** begin Data excerpts **

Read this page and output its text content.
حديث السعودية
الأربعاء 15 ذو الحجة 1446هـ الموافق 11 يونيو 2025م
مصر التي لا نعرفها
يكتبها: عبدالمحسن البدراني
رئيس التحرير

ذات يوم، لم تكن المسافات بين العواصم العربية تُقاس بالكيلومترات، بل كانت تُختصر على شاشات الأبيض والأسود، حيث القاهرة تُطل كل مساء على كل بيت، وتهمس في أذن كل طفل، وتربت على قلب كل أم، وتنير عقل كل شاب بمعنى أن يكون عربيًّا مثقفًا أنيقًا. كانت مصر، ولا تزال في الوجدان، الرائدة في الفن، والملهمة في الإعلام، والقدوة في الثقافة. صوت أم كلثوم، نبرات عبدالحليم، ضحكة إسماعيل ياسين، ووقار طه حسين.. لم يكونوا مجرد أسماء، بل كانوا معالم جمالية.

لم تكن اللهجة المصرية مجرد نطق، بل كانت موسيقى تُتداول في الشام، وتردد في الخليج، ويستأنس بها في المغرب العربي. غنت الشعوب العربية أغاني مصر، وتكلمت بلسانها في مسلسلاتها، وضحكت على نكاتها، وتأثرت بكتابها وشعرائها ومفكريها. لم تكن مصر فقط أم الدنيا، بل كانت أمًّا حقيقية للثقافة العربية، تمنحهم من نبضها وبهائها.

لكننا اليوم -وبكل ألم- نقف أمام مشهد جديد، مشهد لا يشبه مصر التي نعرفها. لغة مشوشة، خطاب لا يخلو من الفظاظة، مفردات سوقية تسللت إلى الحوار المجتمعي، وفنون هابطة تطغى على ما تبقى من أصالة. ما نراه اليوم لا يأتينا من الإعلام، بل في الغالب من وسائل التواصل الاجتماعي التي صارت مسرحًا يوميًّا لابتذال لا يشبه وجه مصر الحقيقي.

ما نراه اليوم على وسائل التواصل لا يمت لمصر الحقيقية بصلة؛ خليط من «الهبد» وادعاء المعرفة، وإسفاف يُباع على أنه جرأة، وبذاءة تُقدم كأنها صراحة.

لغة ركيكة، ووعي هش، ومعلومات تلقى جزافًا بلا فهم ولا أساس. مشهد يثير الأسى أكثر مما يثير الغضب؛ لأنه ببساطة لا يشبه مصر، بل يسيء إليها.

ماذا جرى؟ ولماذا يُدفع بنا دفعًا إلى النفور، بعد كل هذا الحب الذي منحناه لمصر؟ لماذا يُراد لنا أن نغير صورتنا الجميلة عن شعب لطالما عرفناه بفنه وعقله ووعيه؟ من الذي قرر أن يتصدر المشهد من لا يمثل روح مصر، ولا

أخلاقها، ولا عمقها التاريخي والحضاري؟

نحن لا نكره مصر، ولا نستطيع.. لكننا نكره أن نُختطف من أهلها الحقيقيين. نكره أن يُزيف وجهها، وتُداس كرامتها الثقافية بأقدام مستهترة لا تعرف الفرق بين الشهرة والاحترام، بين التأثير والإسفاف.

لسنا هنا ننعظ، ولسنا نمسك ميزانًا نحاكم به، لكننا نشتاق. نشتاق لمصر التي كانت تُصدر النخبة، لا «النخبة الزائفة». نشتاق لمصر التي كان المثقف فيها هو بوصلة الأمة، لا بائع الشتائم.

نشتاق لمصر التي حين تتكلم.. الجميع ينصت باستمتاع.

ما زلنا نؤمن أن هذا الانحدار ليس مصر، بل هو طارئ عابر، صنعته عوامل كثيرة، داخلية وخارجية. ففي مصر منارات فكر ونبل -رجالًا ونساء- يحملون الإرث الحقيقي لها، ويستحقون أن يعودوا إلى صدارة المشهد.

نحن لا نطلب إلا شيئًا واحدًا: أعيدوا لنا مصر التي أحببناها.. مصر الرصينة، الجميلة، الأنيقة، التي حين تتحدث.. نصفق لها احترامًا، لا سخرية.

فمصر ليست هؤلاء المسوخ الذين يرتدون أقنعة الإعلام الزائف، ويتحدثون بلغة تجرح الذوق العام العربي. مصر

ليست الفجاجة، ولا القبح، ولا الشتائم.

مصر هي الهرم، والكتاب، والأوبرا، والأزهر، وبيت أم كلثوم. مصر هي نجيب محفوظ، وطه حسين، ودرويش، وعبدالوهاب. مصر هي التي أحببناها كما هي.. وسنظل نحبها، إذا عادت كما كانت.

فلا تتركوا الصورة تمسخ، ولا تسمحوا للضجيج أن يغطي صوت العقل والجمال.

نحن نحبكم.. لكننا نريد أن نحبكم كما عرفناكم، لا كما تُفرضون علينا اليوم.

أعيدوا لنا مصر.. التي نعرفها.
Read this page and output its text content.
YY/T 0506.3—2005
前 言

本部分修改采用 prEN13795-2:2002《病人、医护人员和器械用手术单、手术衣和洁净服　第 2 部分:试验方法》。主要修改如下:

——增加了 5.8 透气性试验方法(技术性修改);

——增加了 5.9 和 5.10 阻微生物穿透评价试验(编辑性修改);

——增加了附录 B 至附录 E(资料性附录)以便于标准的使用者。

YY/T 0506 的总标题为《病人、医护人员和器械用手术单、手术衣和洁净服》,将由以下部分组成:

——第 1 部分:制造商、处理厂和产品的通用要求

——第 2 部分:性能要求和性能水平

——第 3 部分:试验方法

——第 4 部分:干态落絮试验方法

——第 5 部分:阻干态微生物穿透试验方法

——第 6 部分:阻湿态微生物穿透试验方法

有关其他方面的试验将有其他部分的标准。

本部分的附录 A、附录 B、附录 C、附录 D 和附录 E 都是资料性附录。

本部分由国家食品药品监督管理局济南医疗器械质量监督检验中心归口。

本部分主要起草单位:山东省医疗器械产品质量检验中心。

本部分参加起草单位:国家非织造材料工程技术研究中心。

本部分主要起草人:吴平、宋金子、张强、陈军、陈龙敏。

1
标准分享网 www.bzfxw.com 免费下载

** end Data excerpts **

**Problem description:** Say how many lines of the data include the word "المشهد". Respond with the number alone.

**Expected answer:** 2